17 Mar. 1736–8 Aug. 1808

Photograph of plaque dedicated to Major Benjamin May, Farmville, N.C. The plaque was dedicated circa 1925 by the N.C. Historical Commission and the Daughters of the American Revolution. From  <i>Farmville's 100th Anniversary</i>, p. 3, published April 1972 by the Farmville Area Centennial Corporation.  Presented on Archive.org. Benjamin May, Revolutionary War officer, landowner, farmer, and saddler, was born in Scotland. Around 1750 he moved to North Carolina and settled on the south side of Contentnea Creek, two miles west of what is now the Pitt County town of Farmville. Pitt County deeds show that, beginning in 1763, May purchased thousands of acres of land and a large number of enslaved people. He was a farmer, and several property deeds identify him as a saddler.

By 1773 May was serving as a captain in the Pitt County militia. In 1774 the colonial Assembly appointed him one of five commissioners responsible for the transfer of the county courthouse, prison, and stocks from a private citizen's land to the newly established town of Martinsborough. In the same year, May was elected by his fellow freeholders to the Pitt County Committee of Safety. Active in that committee throughout 1775, he joined eighty-seven other citizens in signing a committee resolution that acknowledged the sovereignty of England's King George III but deplored the repressive acts of the British government and supported the Continental Congress. At the July meeting where this resolution was approved, companies of slave patrollers and re-enslavers were organized and authorized to disarm and punish freedom-seeking enslaved people found off their enslavers' premises without permission. May was assigned to the Fifteenth Company of slave patrollers and soon became one of its captains.

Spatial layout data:
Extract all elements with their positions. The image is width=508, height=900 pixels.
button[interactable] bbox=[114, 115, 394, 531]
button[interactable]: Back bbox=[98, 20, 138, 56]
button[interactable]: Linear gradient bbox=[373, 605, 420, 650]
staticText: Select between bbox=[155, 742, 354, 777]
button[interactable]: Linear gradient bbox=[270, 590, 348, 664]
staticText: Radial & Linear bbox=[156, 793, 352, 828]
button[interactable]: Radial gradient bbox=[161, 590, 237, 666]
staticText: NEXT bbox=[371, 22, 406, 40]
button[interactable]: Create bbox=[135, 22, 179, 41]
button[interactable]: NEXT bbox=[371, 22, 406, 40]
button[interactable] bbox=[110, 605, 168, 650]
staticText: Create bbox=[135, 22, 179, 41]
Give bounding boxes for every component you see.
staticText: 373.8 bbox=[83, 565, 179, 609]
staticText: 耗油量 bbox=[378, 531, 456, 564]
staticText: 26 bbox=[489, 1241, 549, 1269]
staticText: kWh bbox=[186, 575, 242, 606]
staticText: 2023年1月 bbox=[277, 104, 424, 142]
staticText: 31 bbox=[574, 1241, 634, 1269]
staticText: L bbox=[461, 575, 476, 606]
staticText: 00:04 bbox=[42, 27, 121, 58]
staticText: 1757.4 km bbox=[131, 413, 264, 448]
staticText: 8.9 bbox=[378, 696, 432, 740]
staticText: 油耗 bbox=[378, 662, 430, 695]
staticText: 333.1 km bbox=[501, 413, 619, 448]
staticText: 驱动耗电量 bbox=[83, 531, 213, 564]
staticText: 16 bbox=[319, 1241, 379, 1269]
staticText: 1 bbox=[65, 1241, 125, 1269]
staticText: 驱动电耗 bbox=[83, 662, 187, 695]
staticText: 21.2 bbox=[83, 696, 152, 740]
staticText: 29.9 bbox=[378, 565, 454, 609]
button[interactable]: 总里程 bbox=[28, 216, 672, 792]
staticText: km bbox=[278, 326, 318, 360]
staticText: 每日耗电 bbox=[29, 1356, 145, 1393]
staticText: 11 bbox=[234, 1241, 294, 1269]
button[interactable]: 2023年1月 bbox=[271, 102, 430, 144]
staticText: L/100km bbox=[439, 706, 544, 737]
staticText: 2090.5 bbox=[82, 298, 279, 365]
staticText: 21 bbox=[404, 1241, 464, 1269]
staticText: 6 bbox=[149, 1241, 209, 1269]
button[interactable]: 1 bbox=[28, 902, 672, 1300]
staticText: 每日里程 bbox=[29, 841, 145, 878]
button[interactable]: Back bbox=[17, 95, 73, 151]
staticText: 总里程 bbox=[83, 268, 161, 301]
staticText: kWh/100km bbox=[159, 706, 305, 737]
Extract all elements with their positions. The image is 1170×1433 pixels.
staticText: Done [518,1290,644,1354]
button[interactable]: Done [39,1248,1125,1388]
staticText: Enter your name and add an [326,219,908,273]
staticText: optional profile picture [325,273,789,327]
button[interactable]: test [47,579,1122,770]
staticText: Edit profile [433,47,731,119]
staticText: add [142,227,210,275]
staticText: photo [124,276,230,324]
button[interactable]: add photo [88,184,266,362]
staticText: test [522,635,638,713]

TASK LIST:
1. In the Benjamin May biography, what source does it cite for describing him as a saddler?
2. How would you render this sentence from the Benjamin May biography in Spanish: "By 1773 May was serving as a captain in the Pitt County militia."
3. Can you carry on the biography of Benjamin May from its final sentence?

THE RESULTS:
1. It cites several property deeds that identify him as a saddler.

2. Para 1773, May servía como capitán en la milicia del condado de Pitt.

3.
May continued to serve on the Committee of Safety during 1776. In May he and James Gorham were directed by the Provincial Congress at Halifax to acquire arms for Pitt County troops. On 19 Nov. 1776 May took his seat at Halifax as one of five Pitt County delegates to the Provincial Congress. This session of the congress wrote the constitution by which the fledgling state of North Carolina was to be governed.

In 1779 May was made a field officer with the rank of first major in the Pitt County militia. He may have been among the Pitt County soldiers who fought in the Battle of Guilford Court House in March 1781. In 1782 he was serving as a justice of the peace, a post he resigned in late 1784. Two years later he was among thirteen prominent North Carolinians named trustees of Pitt Academy, established by the state legislature in an act that also changed the name of Martinsborough, the site of the academy, to Greenesville (now Greenville). In 1804 May won a seat in the North Carolina House of Commons, where he represented Pitt County until his death.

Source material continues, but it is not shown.